Problem description
Locate every line in the records below that contains the word "title", and copy each one.

Listed entries
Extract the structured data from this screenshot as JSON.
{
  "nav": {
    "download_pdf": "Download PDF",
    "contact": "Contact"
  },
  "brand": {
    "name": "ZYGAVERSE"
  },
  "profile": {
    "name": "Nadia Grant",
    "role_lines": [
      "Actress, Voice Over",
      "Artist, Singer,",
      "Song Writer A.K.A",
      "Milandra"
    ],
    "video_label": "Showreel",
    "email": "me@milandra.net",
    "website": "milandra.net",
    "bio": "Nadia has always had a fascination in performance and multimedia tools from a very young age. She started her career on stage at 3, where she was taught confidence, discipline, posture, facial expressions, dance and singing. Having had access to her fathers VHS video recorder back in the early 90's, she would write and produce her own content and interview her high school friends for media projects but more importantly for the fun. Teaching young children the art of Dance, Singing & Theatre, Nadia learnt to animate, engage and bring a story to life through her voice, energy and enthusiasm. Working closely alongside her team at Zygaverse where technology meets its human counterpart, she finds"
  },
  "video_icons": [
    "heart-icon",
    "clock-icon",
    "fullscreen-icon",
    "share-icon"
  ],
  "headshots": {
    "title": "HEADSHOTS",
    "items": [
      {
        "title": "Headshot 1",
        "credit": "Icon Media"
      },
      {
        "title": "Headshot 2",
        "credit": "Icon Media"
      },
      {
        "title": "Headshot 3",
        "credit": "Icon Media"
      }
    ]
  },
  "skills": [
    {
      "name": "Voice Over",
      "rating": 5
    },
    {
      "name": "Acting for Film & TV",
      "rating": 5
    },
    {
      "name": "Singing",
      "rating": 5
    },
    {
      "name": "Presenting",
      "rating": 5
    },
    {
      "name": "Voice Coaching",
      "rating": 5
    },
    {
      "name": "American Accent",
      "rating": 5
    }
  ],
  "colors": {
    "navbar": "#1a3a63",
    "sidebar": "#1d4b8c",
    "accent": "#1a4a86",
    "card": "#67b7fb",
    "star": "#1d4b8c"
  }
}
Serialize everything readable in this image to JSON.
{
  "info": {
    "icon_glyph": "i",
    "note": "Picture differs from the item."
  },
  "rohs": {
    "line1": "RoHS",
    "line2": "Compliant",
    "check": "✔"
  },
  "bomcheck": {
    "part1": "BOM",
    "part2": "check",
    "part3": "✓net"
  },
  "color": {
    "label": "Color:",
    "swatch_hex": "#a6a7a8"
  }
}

Reply
    "title": "HEADSHOTS",
        "title": "Headshot 1",
        "title": "Headshot 2",
        "title": "Headshot 3",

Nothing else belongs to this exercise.